## [Request]
Transcribe the entries below exactly; leave every image out.

## [Given data]

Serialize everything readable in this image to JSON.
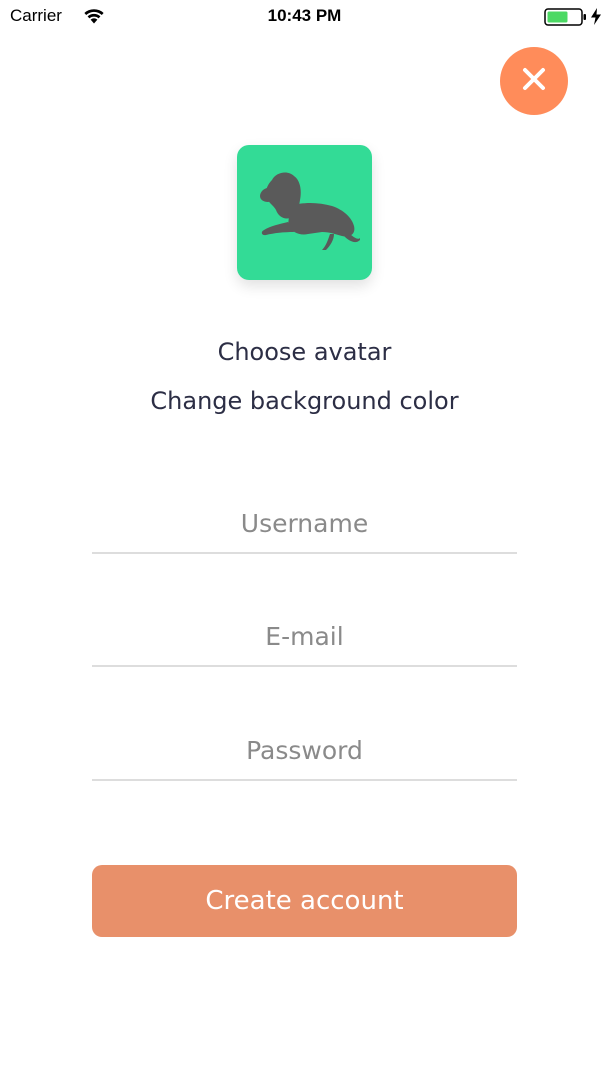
{
  "status_bar": {
    "carrier": "Carrier",
    "time": "10:43 PM",
    "icons": [
      "wifi-icon",
      "battery-icon",
      "charging-icon"
    ],
    "battery_color": "#4cd964"
  },
  "close": {
    "icon": "close-icon",
    "color": "#ff8c5a"
  },
  "avatar": {
    "icon": "lion-icon",
    "background_color": "#33db96",
    "figure_color": "#5a5a5a"
  },
  "links": {
    "choose_avatar": "Choose avatar",
    "change_background": "Change background color"
  },
  "form": {
    "username_placeholder": "Username",
    "username_value": "",
    "email_placeholder": "E-mail",
    "email_value": "",
    "password_placeholder": "Password",
    "password_value": ""
  },
  "submit": {
    "label": "Create account",
    "color": "#e8906a"
  }
}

## [Response]
Serialize everything readable in this image to JSON.
{
  "status_bar": {
    "carrier": "Carrier",
    "time": "10:43 PM",
    "icons": [
      "wifi-icon",
      "battery-icon",
      "charging-icon"
    ],
    "battery_color": "#4cd964"
  },
  "close": {
    "icon": "close-icon",
    "color": "#ff8c5a"
  },
  "avatar": {
    "icon": "lion-icon",
    "background_color": "#33db96",
    "figure_color": "#5a5a5a"
  },
  "links": {
    "choose_avatar": "Choose avatar",
    "change_background": "Change background color"
  },
  "form": {
    "username_placeholder": "Username",
    "username_value": "",
    "email_placeholder": "E-mail",
    "email_value": "",
    "password_placeholder": "Password",
    "password_value": ""
  },
  "submit": {
    "label": "Create account",
    "color": "#e8906a"
  }
}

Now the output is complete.